Instructions for the task
Without including pictures, set down every record exactly as it stands.

══════

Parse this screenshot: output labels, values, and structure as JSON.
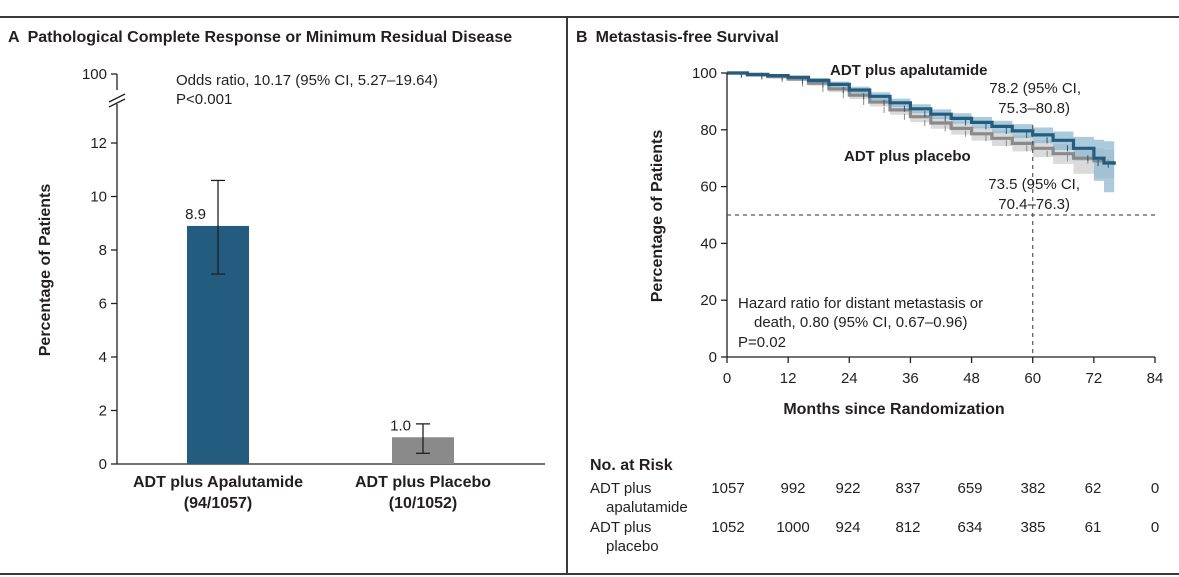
{
  "colors": {
    "apalutamide": "#235c7f",
    "apalutamide_band": "#8fb9d0",
    "placebo": "#8a8a8a",
    "placebo_band": "#cdcdcd",
    "placebo_label": "#7f7f7f",
    "axis": "#231f20"
  },
  "panel_a": {
    "letter": "A",
    "title": "Pathological Complete Response or Minimum Residual Disease",
    "annotation_line1": "Odds ratio, 10.17 (95% CI, 5.27–19.64)",
    "annotation_line2": "P<0.001"
  },
  "panel_b": {
    "letter": "B",
    "title": "Metastasis-free Survival",
    "label_apalutamide": "ADT plus apalutamide",
    "label_placebo": "ADT plus placebo",
    "estimate_apalutamide_line1": "78.2 (95% CI,",
    "estimate_apalutamide_line2": "75.3–80.8)",
    "estimate_placebo_line1": "73.5 (95% CI,",
    "estimate_placebo_line2": "70.4–76.3)",
    "hazard_line1": "Hazard ratio for distant metastasis or",
    "hazard_line2": "death, 0.80 (95% CI, 0.67–0.96)",
    "hazard_line3": "P=0.02"
  },
  "risk_table": {
    "header": "No. at Risk",
    "rows": [
      {
        "label_line1": "ADT plus",
        "label_line2": "apalutamide",
        "values": [
          "1057",
          "992",
          "922",
          "837",
          "659",
          "382",
          "62",
          "0"
        ]
      },
      {
        "label_line1": "ADT plus",
        "label_line2": "placebo",
        "values": [
          "1052",
          "1000",
          "924",
          "812",
          "634",
          "385",
          "61",
          "0"
        ]
      }
    ]
  },
  "chart_data": [
    {
      "type": "bar",
      "ylabel": "Percentage of Patients",
      "xlabel": "",
      "ylim": [
        0,
        13
      ],
      "axis_break": true,
      "yticks": [
        "0",
        "2",
        "4",
        "6",
        "8",
        "10",
        "12"
      ],
      "ytick_top": "100",
      "categories": [
        {
          "line1": "ADT plus Apalutamide",
          "line2": "(94/1057)"
        },
        {
          "line1": "ADT plus Placebo",
          "line2": "(10/1052)"
        }
      ],
      "values": [
        8.9,
        1.0
      ],
      "value_labels": [
        "8.9",
        "1.0"
      ],
      "error_low": [
        7.1,
        0.4
      ],
      "error_high": [
        10.6,
        1.5
      ]
    },
    {
      "type": "line",
      "xlabel": "Months since Randomization",
      "ylabel": "Percentage of Patients",
      "xlim": [
        0,
        84
      ],
      "ylim": [
        0,
        100
      ],
      "xticks": [
        "0",
        "12",
        "24",
        "36",
        "48",
        "60",
        "72",
        "84"
      ],
      "yticks": [
        "0",
        "20",
        "40",
        "60",
        "80",
        "100"
      ],
      "reference_lines": {
        "y": 50,
        "x": 60
      },
      "series": [
        {
          "name": "ADT plus apalutamide",
          "x": [
            0,
            4,
            8,
            12,
            16,
            20,
            24,
            28,
            32,
            36,
            40,
            44,
            48,
            52,
            56,
            60,
            64,
            68,
            72,
            74,
            76
          ],
          "y": [
            100,
            99.5,
            99.1,
            98.5,
            97.4,
            96.0,
            94.0,
            91.8,
            89.5,
            87.4,
            85.5,
            84.0,
            82.6,
            81.2,
            79.6,
            78.2,
            76.3,
            73.5,
            70.0,
            68.3,
            67.7
          ],
          "ci_low": [
            100,
            99.3,
            98.7,
            97.9,
            96.6,
            95.0,
            92.8,
            90.4,
            88.0,
            85.8,
            83.8,
            82.2,
            80.5,
            78.8,
            77.1,
            75.3,
            72.9,
            69.2,
            62.0,
            58.0,
            58.0
          ],
          "ci_high": [
            100,
            99.8,
            99.5,
            99.1,
            98.2,
            97.0,
            95.2,
            93.2,
            91.0,
            89.0,
            87.2,
            85.8,
            84.5,
            83.2,
            82.0,
            80.8,
            79.4,
            77.5,
            76.5,
            76.0,
            75.0
          ]
        },
        {
          "name": "ADT plus placebo",
          "x": [
            0,
            4,
            8,
            12,
            16,
            20,
            24,
            28,
            32,
            36,
            40,
            44,
            48,
            52,
            56,
            60,
            64,
            68,
            72,
            74,
            76
          ],
          "y": [
            100,
            99.3,
            98.7,
            97.9,
            96.4,
            94.4,
            92.2,
            89.8,
            87.0,
            84.6,
            82.4,
            80.5,
            78.6,
            77.0,
            75.2,
            73.5,
            71.6,
            70.0,
            69.1,
            68.5,
            68.5
          ],
          "ci_low": [
            100,
            99.0,
            98.2,
            97.2,
            95.5,
            93.2,
            90.8,
            88.2,
            85.3,
            82.7,
            80.4,
            78.3,
            76.2,
            74.3,
            72.4,
            70.4,
            68.0,
            64.5,
            63.0,
            63.0,
            63.0
          ],
          "ci_high": [
            100,
            99.6,
            99.2,
            98.6,
            97.3,
            95.6,
            93.6,
            91.4,
            88.7,
            86.5,
            84.4,
            82.7,
            81.0,
            79.7,
            78.0,
            76.3,
            75.0,
            74.0,
            73.5,
            73.0,
            73.0
          ]
        }
      ]
    }
  ]
}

══════

Exercise result
Parse this screenshot: output labels, values, and structure as JSON.
{
  "colors": {
    "apalutamide": "#235c7f",
    "apalutamide_band": "#8fb9d0",
    "placebo": "#8a8a8a",
    "placebo_band": "#cdcdcd",
    "placebo_label": "#7f7f7f",
    "axis": "#231f20"
  },
  "panel_a": {
    "letter": "A",
    "title": "Pathological Complete Response or Minimum Residual Disease",
    "annotation_line1": "Odds ratio, 10.17 (95% CI, 5.27–19.64)",
    "annotation_line2": "P<0.001"
  },
  "panel_b": {
    "letter": "B",
    "title": "Metastasis-free Survival",
    "label_apalutamide": "ADT plus apalutamide",
    "label_placebo": "ADT plus placebo",
    "estimate_apalutamide_line1": "78.2 (95% CI,",
    "estimate_apalutamide_line2": "75.3–80.8)",
    "estimate_placebo_line1": "73.5 (95% CI,",
    "estimate_placebo_line2": "70.4–76.3)",
    "hazard_line1": "Hazard ratio for distant metastasis or",
    "hazard_line2": "death, 0.80 (95% CI, 0.67–0.96)",
    "hazard_line3": "P=0.02"
  },
  "risk_table": {
    "header": "No. at Risk",
    "rows": [
      {
        "label_line1": "ADT plus",
        "label_line2": "apalutamide",
        "values": [
          "1057",
          "992",
          "922",
          "837",
          "659",
          "382",
          "62",
          "0"
        ]
      },
      {
        "label_line1": "ADT plus",
        "label_line2": "placebo",
        "values": [
          "1052",
          "1000",
          "924",
          "812",
          "634",
          "385",
          "61",
          "0"
        ]
      }
    ]
  },
  "chart_data": [
    {
      "type": "bar",
      "ylabel": "Percentage of Patients",
      "xlabel": "",
      "ylim": [
        0,
        13
      ],
      "axis_break": true,
      "yticks": [
        "0",
        "2",
        "4",
        "6",
        "8",
        "10",
        "12"
      ],
      "ytick_top": "100",
      "categories": [
        {
          "line1": "ADT plus Apalutamide",
          "line2": "(94/1057)"
        },
        {
          "line1": "ADT plus Placebo",
          "line2": "(10/1052)"
        }
      ],
      "values": [
        8.9,
        1.0
      ],
      "value_labels": [
        "8.9",
        "1.0"
      ],
      "error_low": [
        7.1,
        0.4
      ],
      "error_high": [
        10.6,
        1.5
      ]
    },
    {
      "type": "line",
      "xlabel": "Months since Randomization",
      "ylabel": "Percentage of Patients",
      "xlim": [
        0,
        84
      ],
      "ylim": [
        0,
        100
      ],
      "xticks": [
        "0",
        "12",
        "24",
        "36",
        "48",
        "60",
        "72",
        "84"
      ],
      "yticks": [
        "0",
        "20",
        "40",
        "60",
        "80",
        "100"
      ],
      "reference_lines": {
        "y": 50,
        "x": 60
      },
      "series": [
        {
          "name": "ADT plus apalutamide",
          "x": [
            0,
            4,
            8,
            12,
            16,
            20,
            24,
            28,
            32,
            36,
            40,
            44,
            48,
            52,
            56,
            60,
            64,
            68,
            72,
            74,
            76
          ],
          "y": [
            100,
            99.5,
            99.1,
            98.5,
            97.4,
            96.0,
            94.0,
            91.8,
            89.5,
            87.4,
            85.5,
            84.0,
            82.6,
            81.2,
            79.6,
            78.2,
            76.3,
            73.5,
            70.0,
            68.3,
            67.7
          ],
          "ci_low": [
            100,
            99.3,
            98.7,
            97.9,
            96.6,
            95.0,
            92.8,
            90.4,
            88.0,
            85.8,
            83.8,
            82.2,
            80.5,
            78.8,
            77.1,
            75.3,
            72.9,
            69.2,
            62.0,
            58.0,
            58.0
          ],
          "ci_high": [
            100,
            99.8,
            99.5,
            99.1,
            98.2,
            97.0,
            95.2,
            93.2,
            91.0,
            89.0,
            87.2,
            85.8,
            84.5,
            83.2,
            82.0,
            80.8,
            79.4,
            77.5,
            76.5,
            76.0,
            75.0
          ]
        },
        {
          "name": "ADT plus placebo",
          "x": [
            0,
            4,
            8,
            12,
            16,
            20,
            24,
            28,
            32,
            36,
            40,
            44,
            48,
            52,
            56,
            60,
            64,
            68,
            72,
            74,
            76
          ],
          "y": [
            100,
            99.3,
            98.7,
            97.9,
            96.4,
            94.4,
            92.2,
            89.8,
            87.0,
            84.6,
            82.4,
            80.5,
            78.6,
            77.0,
            75.2,
            73.5,
            71.6,
            70.0,
            69.1,
            68.5,
            68.5
          ],
          "ci_low": [
            100,
            99.0,
            98.2,
            97.2,
            95.5,
            93.2,
            90.8,
            88.2,
            85.3,
            82.7,
            80.4,
            78.3,
            76.2,
            74.3,
            72.4,
            70.4,
            68.0,
            64.5,
            63.0,
            63.0,
            63.0
          ],
          "ci_high": [
            100,
            99.6,
            99.2,
            98.6,
            97.3,
            95.6,
            93.6,
            91.4,
            88.7,
            86.5,
            84.4,
            82.7,
            81.0,
            79.7,
            78.0,
            76.3,
            75.0,
            74.0,
            73.5,
            73.0,
            73.0
          ]
        }
      ]
    }
  ]
}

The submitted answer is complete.